- Exercise: Repeat the whole listing exactly.

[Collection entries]
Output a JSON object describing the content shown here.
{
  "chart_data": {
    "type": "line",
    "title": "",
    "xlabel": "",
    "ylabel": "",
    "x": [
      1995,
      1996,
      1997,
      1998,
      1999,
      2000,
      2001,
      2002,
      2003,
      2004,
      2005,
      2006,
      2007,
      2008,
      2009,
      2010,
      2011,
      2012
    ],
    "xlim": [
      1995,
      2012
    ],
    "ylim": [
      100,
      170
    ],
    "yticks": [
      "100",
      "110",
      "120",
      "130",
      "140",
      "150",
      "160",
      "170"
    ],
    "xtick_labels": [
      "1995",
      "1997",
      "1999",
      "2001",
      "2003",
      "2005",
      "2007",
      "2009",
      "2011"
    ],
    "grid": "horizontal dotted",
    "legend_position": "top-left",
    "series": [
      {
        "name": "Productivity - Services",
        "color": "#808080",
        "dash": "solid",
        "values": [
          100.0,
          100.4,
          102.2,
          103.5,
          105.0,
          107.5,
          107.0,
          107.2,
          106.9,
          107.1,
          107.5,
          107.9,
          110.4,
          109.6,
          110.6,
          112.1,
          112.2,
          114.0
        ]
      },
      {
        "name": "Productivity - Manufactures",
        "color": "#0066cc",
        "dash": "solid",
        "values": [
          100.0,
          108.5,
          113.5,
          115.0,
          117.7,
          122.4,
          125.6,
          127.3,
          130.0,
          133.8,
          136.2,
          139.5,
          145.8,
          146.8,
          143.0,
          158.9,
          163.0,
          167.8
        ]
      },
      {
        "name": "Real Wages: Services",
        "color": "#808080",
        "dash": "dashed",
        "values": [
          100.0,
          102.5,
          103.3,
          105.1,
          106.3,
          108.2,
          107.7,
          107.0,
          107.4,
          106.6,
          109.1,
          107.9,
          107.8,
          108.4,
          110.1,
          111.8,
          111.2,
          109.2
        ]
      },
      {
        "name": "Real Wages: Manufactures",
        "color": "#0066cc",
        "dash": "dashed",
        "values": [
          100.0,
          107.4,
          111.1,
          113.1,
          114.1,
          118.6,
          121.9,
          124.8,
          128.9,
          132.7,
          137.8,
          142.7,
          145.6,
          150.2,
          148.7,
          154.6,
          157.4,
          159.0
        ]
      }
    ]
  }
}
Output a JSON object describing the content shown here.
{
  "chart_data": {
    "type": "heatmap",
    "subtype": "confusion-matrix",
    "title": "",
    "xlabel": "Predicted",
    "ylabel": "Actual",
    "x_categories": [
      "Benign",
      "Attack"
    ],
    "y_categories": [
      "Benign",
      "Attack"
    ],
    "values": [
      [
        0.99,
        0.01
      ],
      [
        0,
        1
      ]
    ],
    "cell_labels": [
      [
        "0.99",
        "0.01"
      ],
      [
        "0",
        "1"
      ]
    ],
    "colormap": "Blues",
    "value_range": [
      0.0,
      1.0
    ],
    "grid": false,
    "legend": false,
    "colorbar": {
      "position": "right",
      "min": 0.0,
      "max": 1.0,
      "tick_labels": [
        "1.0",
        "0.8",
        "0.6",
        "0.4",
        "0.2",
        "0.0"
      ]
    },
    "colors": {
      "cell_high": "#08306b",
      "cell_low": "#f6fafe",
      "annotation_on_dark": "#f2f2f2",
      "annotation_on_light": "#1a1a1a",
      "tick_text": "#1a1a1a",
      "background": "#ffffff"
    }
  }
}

- Answer to the exercise:
Output a JSON object describing the content shown here.
{
  "chart_data": {
    "type": "line",
    "title": "",
    "xlabel": "",
    "ylabel": "",
    "x": [
      1995,
      1996,
      1997,
      1998,
      1999,
      2000,
      2001,
      2002,
      2003,
      2004,
      2005,
      2006,
      2007,
      2008,
      2009,
      2010,
      2011,
      2012
    ],
    "xlim": [
      1995,
      2012
    ],
    "ylim": [
      100,
      170
    ],
    "yticks": [
      "100",
      "110",
      "120",
      "130",
      "140",
      "150",
      "160",
      "170"
    ],
    "xtick_labels": [
      "1995",
      "1997",
      "1999",
      "2001",
      "2003",
      "2005",
      "2007",
      "2009",
      "2011"
    ],
    "grid": "horizontal dotted",
    "legend_position": "top-left",
    "series": [
      {
        "name": "Productivity - Services",
        "color": "#808080",
        "dash": "solid",
        "values": [
          100.0,
          100.4,
          102.2,
          103.5,
          105.0,
          107.5,
          107.0,
          107.2,
          106.9,
          107.1,
          107.5,
          107.9,
          110.4,
          109.6,
          110.6,
          112.1,
          112.2,
          114.0
        ]
      },
      {
        "name": "Productivity - Manufactures",
        "color": "#0066cc",
        "dash": "solid",
        "values": [
          100.0,
          108.5,
          113.5,
          115.0,
          117.7,
          122.4,
          125.6,
          127.3,
          130.0,
          133.8,
          136.2,
          139.5,
          145.8,
          146.8,
          143.0,
          158.9,
          163.0,
          167.8
        ]
      },
      {
        "name": "Real Wages: Services",
        "color": "#808080",
        "dash": "dashed",
        "values": [
          100.0,
          102.5,
          103.3,
          105.1,
          106.3,
          108.2,
          107.7,
          107.0,
          107.4,
          106.6,
          109.1,
          107.9,
          107.8,
          108.4,
          110.1,
          111.8,
          111.2,
          109.2
        ]
      },
      {
        "name": "Real Wages: Manufactures",
        "color": "#0066cc",
        "dash": "dashed",
        "values": [
          100.0,
          107.4,
          111.1,
          113.1,
          114.1,
          118.6,
          121.9,
          124.8,
          128.9,
          132.7,
          137.8,
          142.7,
          145.6,
          150.2,
          148.7,
          154.6,
          157.4,
          159.0
        ]
      }
    ]
  }
}
Output a JSON object describing the content shown here.
{
  "chart_data": {
    "type": "heatmap",
    "subtype": "confusion-matrix",
    "title": "",
    "xlabel": "Predicted",
    "ylabel": "Actual",
    "x_categories": [
      "Benign",
      "Attack"
    ],
    "y_categories": [
      "Benign",
      "Attack"
    ],
    "values": [
      [
        0.99,
        0.01
      ],
      [
        0,
        1
      ]
    ],
    "cell_labels": [
      [
        "0.99",
        "0.01"
      ],
      [
        "0",
        "1"
      ]
    ],
    "colormap": "Blues",
    "value_range": [
      0.0,
      1.0
    ],
    "grid": false,
    "legend": false,
    "colorbar": {
      "position": "right",
      "min": 0.0,
      "max": 1.0,
      "tick_labels": [
        "1.0",
        "0.8",
        "0.6",
        "0.4",
        "0.2",
        "0.0"
      ]
    },
    "colors": {
      "cell_high": "#08306b",
      "cell_low": "#f6fafe",
      "annotation_on_dark": "#f2f2f2",
      "annotation_on_light": "#1a1a1a",
      "tick_text": "#1a1a1a",
      "background": "#ffffff"
    }
  }
}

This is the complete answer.